Lionel Messi says people should stop "inventing strange reasons" behind his run of injuries, as he is just going through a spell of bad luck at the moment.
Since it was confirmed that Messi would not play again in 2013 due to his fifth muscle injury in six months, media reports in Catalonia, Spain, Argentina and elsewhere have centred on potential reasons for the continuing issues -- particularly recent changes in Barcelona’s medical department which had reportedly left the player feeling he was not getting the right attention and asking for an expert from the Argentina FA to oversee his recovery this time around.
Messi told Argentine sports paper Ole that he was both sad and annoyed at the latest setback, but had to accept that these things can happen to any player.
“I am sad because I did not expect it,” he said. “And also annoyed because this is an injury which happened to me just after another. But not worried, seriously. This injury happened as it had to happen. There is nothing strange behind it, nor nothing to look for… A bang, a slip and I was injured. People can say many things, but my injury was just bad luck.”
Messi said he accepted that Barca physio Juanjo Brau had been promoted away from day-to-day duties by his side, and there was nothing unusual about Argentina kinesiologist Luis Garcia flying to Catalonia to look at the injury.
“People talk about these things without knowing what they are talking about,” Messi said. “It is not true. A load of things are invented... Just so everyone knows: Juanjo is still the Barca physio, with more responsibility as they made him the boss [of the physio department].
"That is good for him personally. I am not going to say no, to stop him having that chance. Someone from the Argentina national team came to see me to learn about the injury. [But] I say again -- there is nothing strange going on.”
Other ‘reasons’ put forward for the string of injuries included his own wish to play every minute of every game for his club, and last summer’s hectic schedule which included travelling over 120,000 kilometres to play various club and charity friendlies on four continents.
Messi said this again was nonsense, as he had no issues taking a rest when needed, and the summer’s games had not been demanding, just some fun for a good cause.
“While I feel good, I will play whatever is necessary,” he said. “I do not have to put limits on myself. I know when the coach wants to take me off, he will take me off, and that’s fine. There is no need to look for things which are not there.

PROBLEMS AND TASKS:
1 - Reproduce the passage from the Messi injury article word for word, starting with "Messi said this" and going on through "are not there.".
2 - Name every person identified by name in the Messi injury article.
The data comes from a different source than the Messi injury article.

RECORDS:
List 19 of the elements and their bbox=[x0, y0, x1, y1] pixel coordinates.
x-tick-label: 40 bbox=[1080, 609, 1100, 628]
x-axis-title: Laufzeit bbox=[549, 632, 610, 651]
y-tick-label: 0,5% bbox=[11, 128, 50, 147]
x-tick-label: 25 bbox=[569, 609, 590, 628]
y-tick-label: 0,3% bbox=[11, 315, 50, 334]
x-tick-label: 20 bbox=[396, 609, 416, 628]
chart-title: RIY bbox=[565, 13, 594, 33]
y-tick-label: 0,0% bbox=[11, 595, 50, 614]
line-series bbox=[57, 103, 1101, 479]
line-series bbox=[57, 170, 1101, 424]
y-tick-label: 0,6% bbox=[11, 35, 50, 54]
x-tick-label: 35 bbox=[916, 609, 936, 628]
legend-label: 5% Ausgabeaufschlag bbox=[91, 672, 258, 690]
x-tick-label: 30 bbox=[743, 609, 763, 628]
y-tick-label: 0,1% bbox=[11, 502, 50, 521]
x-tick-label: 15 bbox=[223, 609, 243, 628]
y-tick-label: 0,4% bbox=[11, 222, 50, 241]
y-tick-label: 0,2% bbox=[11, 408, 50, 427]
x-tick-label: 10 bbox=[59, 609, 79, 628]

EXERCISE RESPONSES:
1 -
Messi said this again was nonsense, as he had no issues taking a rest when needed, and the summer’s games had not been demanding, just some fun for a good cause.
“While I feel good, I will play whatever is necessary,” he said. “I do not have to put limits on myself. I know when the coach wants to take me off, he will take me off, and that’s fine. There is no need to look for things which are not there.

2 - Lionel Messi, Juanjo Brau, Luis Garcia